[Boxed element entries]
--- START ---
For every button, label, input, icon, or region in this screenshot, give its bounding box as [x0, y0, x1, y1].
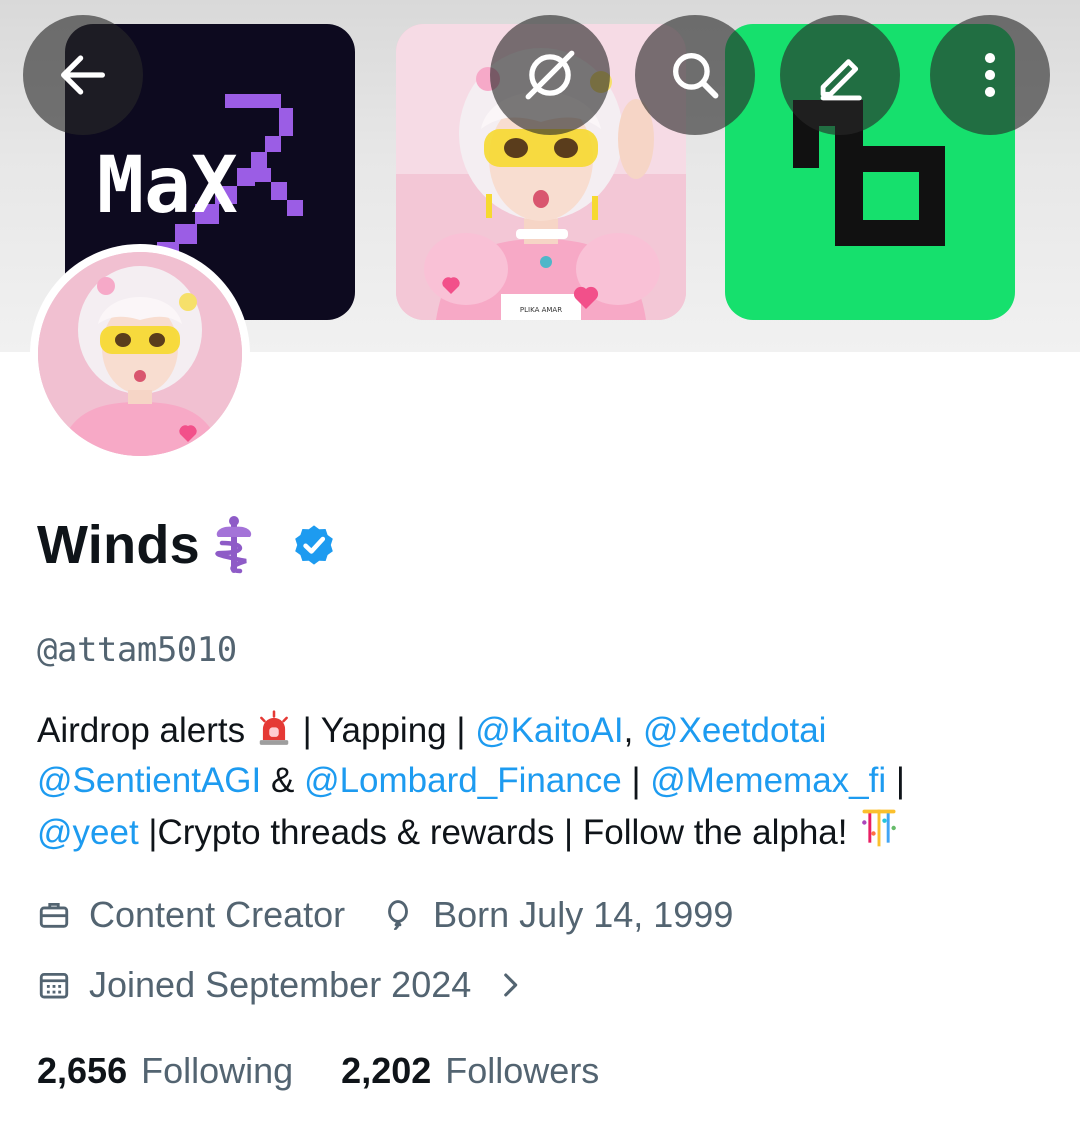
mention-link[interactable]: @Mememax_fi	[650, 761, 886, 800]
profession-label: Content Creator	[89, 894, 346, 935]
mention-link[interactable]: @yeet	[37, 813, 139, 852]
display-name-row: Winds	[37, 514, 338, 576]
caduceus-emoji-icon	[215, 516, 252, 574]
search-icon	[673, 53, 719, 99]
mention-link[interactable]: @SentientAGI	[37, 761, 261, 800]
profile-avatar[interactable]	[30, 244, 250, 464]
following-count: 2,656	[37, 1050, 128, 1091]
bio-text: &	[261, 761, 305, 800]
more-vertical-icon	[984, 53, 996, 97]
profile-bio: Airdrop alerts | Yapping | @KaitoAI, @Xe…	[37, 706, 1047, 858]
svg-text:MaX: MaX	[97, 141, 238, 231]
following-label: Following	[141, 1050, 294, 1091]
profile-meta-row: Content Creator Born July 14, 1999	[37, 894, 733, 936]
username-handle: @attam5010	[37, 630, 237, 670]
bio-text: |Crypto threads & rewards | Follow the a…	[138, 813, 858, 852]
mention-link[interactable]: @Xeetdotai	[643, 711, 826, 750]
avatar-image	[38, 252, 242, 456]
briefcase-icon	[39, 902, 69, 928]
back-arrow-icon	[61, 55, 105, 95]
pencil-icon	[820, 59, 862, 101]
joined-row[interactable]: Joined September 2024	[37, 964, 527, 1006]
display-name: Winds	[37, 515, 200, 575]
follow-stats: 2,656 Following 2,202 Followers	[37, 1050, 599, 1092]
mention-link[interactable]: @KaitoAI	[475, 711, 623, 750]
bio-text: ,	[623, 711, 644, 750]
following-stat[interactable]: 2,656 Following	[37, 1050, 293, 1092]
followers-stat[interactable]: 2,202 Followers	[341, 1050, 599, 1092]
joined-label: Joined September 2024	[89, 964, 472, 1005]
back-button[interactable]	[23, 15, 143, 135]
bio-text: |	[886, 761, 905, 800]
confetti-emoji-icon	[862, 809, 897, 847]
siren-emoji-icon	[259, 710, 289, 745]
profile-screen: MaX PLIKA AMAR Winds @attam5010 Airdrop …	[0, 0, 1080, 1140]
bio-text: Airdrop alerts	[37, 711, 255, 750]
mention-link[interactable]: @Lombard_Finance	[304, 761, 622, 800]
chevron-right-icon[interactable]	[493, 968, 527, 1002]
compose-button[interactable]	[780, 15, 900, 135]
birthday-label: Born July 14, 1999	[433, 894, 734, 935]
followers-count: 2,202	[341, 1050, 432, 1091]
verified-badge-icon[interactable]	[290, 521, 338, 569]
search-button[interactable]	[635, 15, 755, 135]
bio-text: | Yapping |	[292, 711, 476, 750]
svg-text:PLIKA AMAR: PLIKA AMAR	[520, 306, 562, 314]
bio-text: |	[621, 761, 651, 800]
grok-button[interactable]	[490, 15, 610, 135]
balloon-icon	[388, 900, 409, 931]
calendar-icon	[39, 972, 69, 999]
more-options-button[interactable]	[930, 15, 1050, 135]
grok-icon	[525, 50, 575, 100]
followers-label: Followers	[445, 1050, 600, 1091]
--- END ---
## What is required:
Please copy out every row above word for word, with the pictures left out.

## Exercise response:
For every button, label, input, icon, or region in this screenshot, give its bounding box as [x0, y0, x1, y1].
mention-link[interactable]: @Mememax_fi	[650, 761, 886, 800]
profession-label: Content Creator	[89, 894, 346, 935]
mention-link[interactable]: @yeet	[37, 813, 139, 852]
display-name-row: Winds	[37, 514, 338, 576]
caduceus-emoji-icon	[215, 516, 252, 574]
search-icon	[673, 53, 719, 99]
mention-link[interactable]: @SentientAGI	[37, 761, 261, 800]
profile-avatar[interactable]	[30, 244, 250, 464]
following-count: 2,656	[37, 1050, 128, 1091]
bio-text: &	[261, 761, 305, 800]
more-vertical-icon	[984, 53, 996, 97]
profile-bio: Airdrop alerts | Yapping | @KaitoAI, @Xe…	[37, 706, 1047, 858]
svg-text:MaX: MaX	[97, 141, 238, 231]
following-label: Following	[141, 1050, 294, 1091]
profile-meta-row: Content Creator Born July 14, 1999	[37, 894, 733, 936]
username-handle: @attam5010	[37, 630, 237, 670]
bio-text: |Crypto threads & rewards | Follow the a…	[138, 813, 858, 852]
mention-link[interactable]: @Xeetdotai	[643, 711, 826, 750]
avatar-image	[38, 252, 242, 456]
briefcase-icon	[39, 902, 69, 928]
back-arrow-icon	[61, 55, 105, 95]
pencil-icon	[820, 59, 862, 101]
joined-row[interactable]: Joined September 2024	[37, 964, 527, 1006]
display-name: Winds	[37, 515, 200, 575]
follow-stats: 2,656 Following 2,202 Followers	[37, 1050, 599, 1092]
mention-link[interactable]: @KaitoAI	[475, 711, 623, 750]
bio-text: ,	[623, 711, 644, 750]
following-stat[interactable]: 2,656 Following	[37, 1050, 293, 1092]
followers-stat[interactable]: 2,202 Followers	[341, 1050, 599, 1092]
joined-label: Joined September 2024	[89, 964, 472, 1005]
back-button[interactable]	[23, 15, 143, 135]
bio-text: |	[886, 761, 905, 800]
confetti-emoji-icon	[862, 809, 897, 847]
siren-emoji-icon	[259, 710, 289, 745]
profile-screen: MaX PLIKA AMAR Winds @attam5010 Airdrop …	[0, 0, 1080, 1140]
bio-text: Airdrop alerts	[37, 711, 255, 750]
mention-link[interactable]: @Lombard_Finance	[304, 761, 622, 800]
chevron-right-icon[interactable]	[493, 968, 527, 1002]
compose-button[interactable]	[780, 15, 900, 135]
birthday-label: Born July 14, 1999	[433, 894, 734, 935]
followers-count: 2,202	[341, 1050, 432, 1091]
verified-badge-icon[interactable]	[290, 521, 338, 569]
search-button[interactable]	[635, 15, 755, 135]
bio-text: | Yapping |	[292, 711, 476, 750]
svg-text:PLIKA AMAR: PLIKA AMAR	[520, 306, 562, 314]
bio-text: |	[621, 761, 651, 800]
grok-button[interactable]	[490, 15, 610, 135]
balloon-icon	[388, 900, 409, 931]
calendar-icon	[39, 972, 69, 999]
more-options-button[interactable]	[930, 15, 1050, 135]
grok-icon	[525, 50, 575, 100]
followers-label: Followers	[445, 1050, 600, 1091]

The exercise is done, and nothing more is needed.